* WHAT IS ASKED: Below are entries to be transcribed exactly; exclude the pictures from the copy.

(Data entries)
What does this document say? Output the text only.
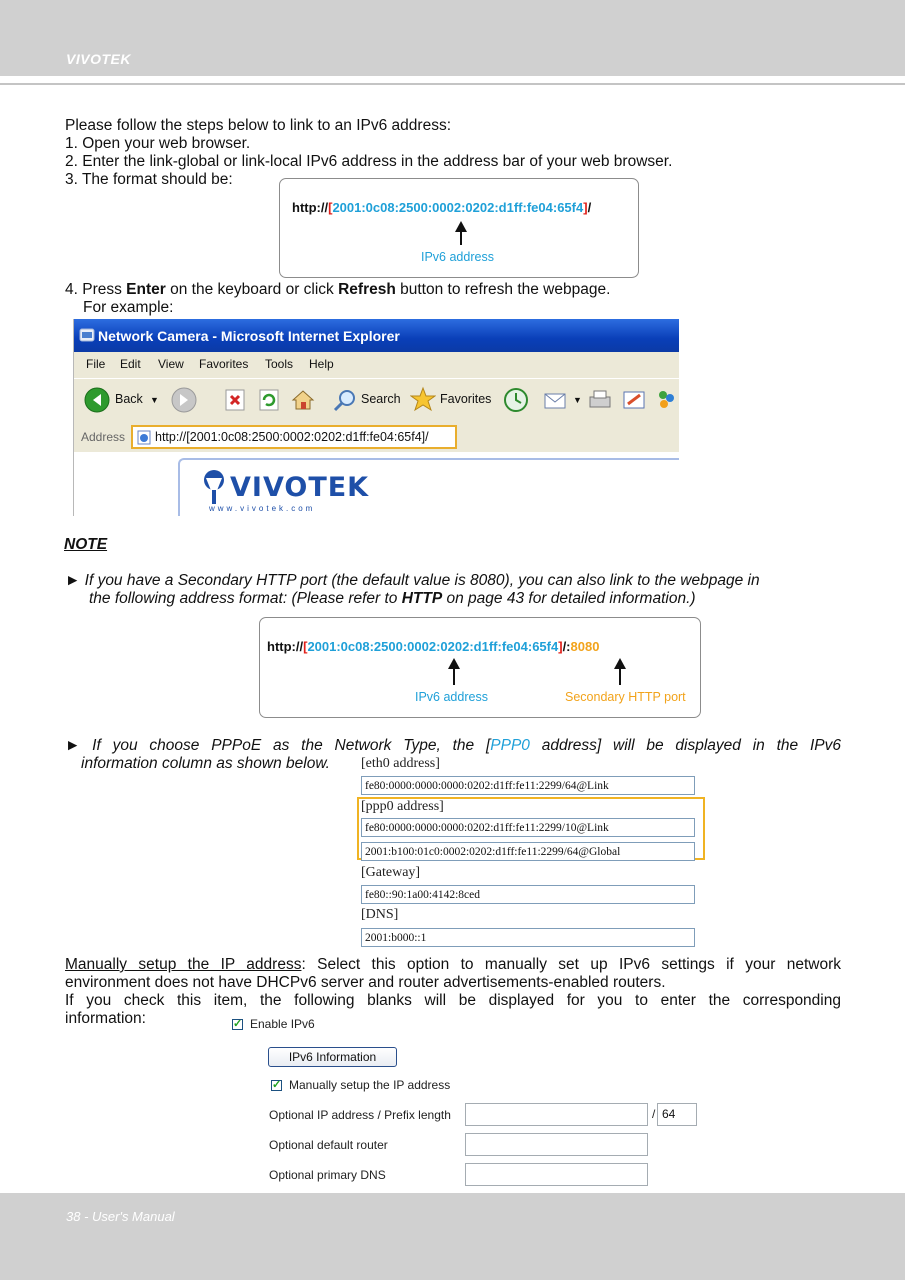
VIVOTEK
Please follow the steps below to link to an IPv6 address:
1. Open your web browser.
2. Enter the link-global or link-local IPv6 address in the address bar of your web browser.
3. The format should be:
http://[2001:0c08:2500:0002:0202:d1ff:fe04:65f4]/
IPv6 address
4. Press Enter on the keyboard or click Refresh button to refresh the webpage.
For example:
Network Camera - Microsoft Internet Explorer
File Edit View Favorites Tools Help
Back ▼	Search	Favorites	▼
Address http://[2001:0c08:2500:0002:0202:d1ff:fe04:65f4]/
VIVOTEK
www.vivotek.com
NOTE
► If you have a Secondary HTTP port (the default value is 8080), you can also link to the webpage in
the following address format: (Please refer to HTTP on page 43 for detailed information.)
http://[2001:0c08:2500:0002:0202:d1ff:fe04:65f4]/:8080
IPv6 address	Secondary HTTP port
► If you choose PPPoE as the Network Type, the [PPP0 address] will be displayed in the IPv6
information column as shown below. [eth0 address]
fe80:0000:0000:0000:0202:d1ff:fe11:2299/64@Link
[ppp0 address]
fe80:0000:0000:0000:0202:d1ff:fe11:2299/10@Link
2001:b100:01c0:0002:0202:d1ff:fe11:2299/64@Global
[Gateway]
fe80::90:1a00:4142:8ced
[DNS]
2001:b000::1
Manually setup the IP address: Select this option to manually set up IPv6 settings if your network
environment does not have DHCPv6 server and router advertisements-enabled routers.
If you check this item, the following blanks will be displayed for you to enter the corresponding
information:	✓ Enable IPv6
IPv6 Information
✓ Manually setup the IP address
Optional IP address / Prefix length	/ 64
Optional default router
Optional primary DNS
38 - User's Manual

* RESPONSE TO THIS TASK:
What does this document say? Output the text only.
VIVOTEK
Please follow the steps below to link to an IPv6 address:
1. Open your web browser.
2. Enter the link-global or link-local IPv6 address in the address bar of your web browser.
3. The format should be:
http://[2001:0c08:2500:0002:0202:d1ff:fe04:65f4]/
IPv6 address
4. Press Enter on the keyboard or click Refresh button to refresh the webpage.
For example:
Network Camera - Microsoft Internet Explorer
File Edit View Favorites Tools Help
Back ▼	Search	Favorites	▼
Address http://[2001:0c08:2500:0002:0202:d1ff:fe04:65f4]/
VIVOTEK
www.vivotek.com
NOTE
► If you have a Secondary HTTP port (the default value is 8080), you can also link to the webpage in
the following address format: (Please refer to HTTP on page 43 for detailed information.)
http://[2001:0c08:2500:0002:0202:d1ff:fe04:65f4]/:8080
IPv6 address	Secondary HTTP port
► If you choose PPPoE as the Network Type, the [PPP0 address] will be displayed in the IPv6
information column as shown below. [eth0 address]
fe80:0000:0000:0000:0202:d1ff:fe11:2299/64@Link
[ppp0 address]
fe80:0000:0000:0000:0202:d1ff:fe11:2299/10@Link
2001:b100:01c0:0002:0202:d1ff:fe11:2299/64@Global
[Gateway]
fe80::90:1a00:4142:8ced
[DNS]
2001:b000::1
Manually setup the IP address: Select this option to manually set up IPv6 settings if your network
environment does not have DHCPv6 server and router advertisements-enabled routers.
If you check this item, the following blanks will be displayed for you to enter the corresponding
information:	✓ Enable IPv6
IPv6 Information
✓ Manually setup the IP address
Optional IP address / Prefix length	/ 64
Optional default router
Optional primary DNS
38 - User's Manual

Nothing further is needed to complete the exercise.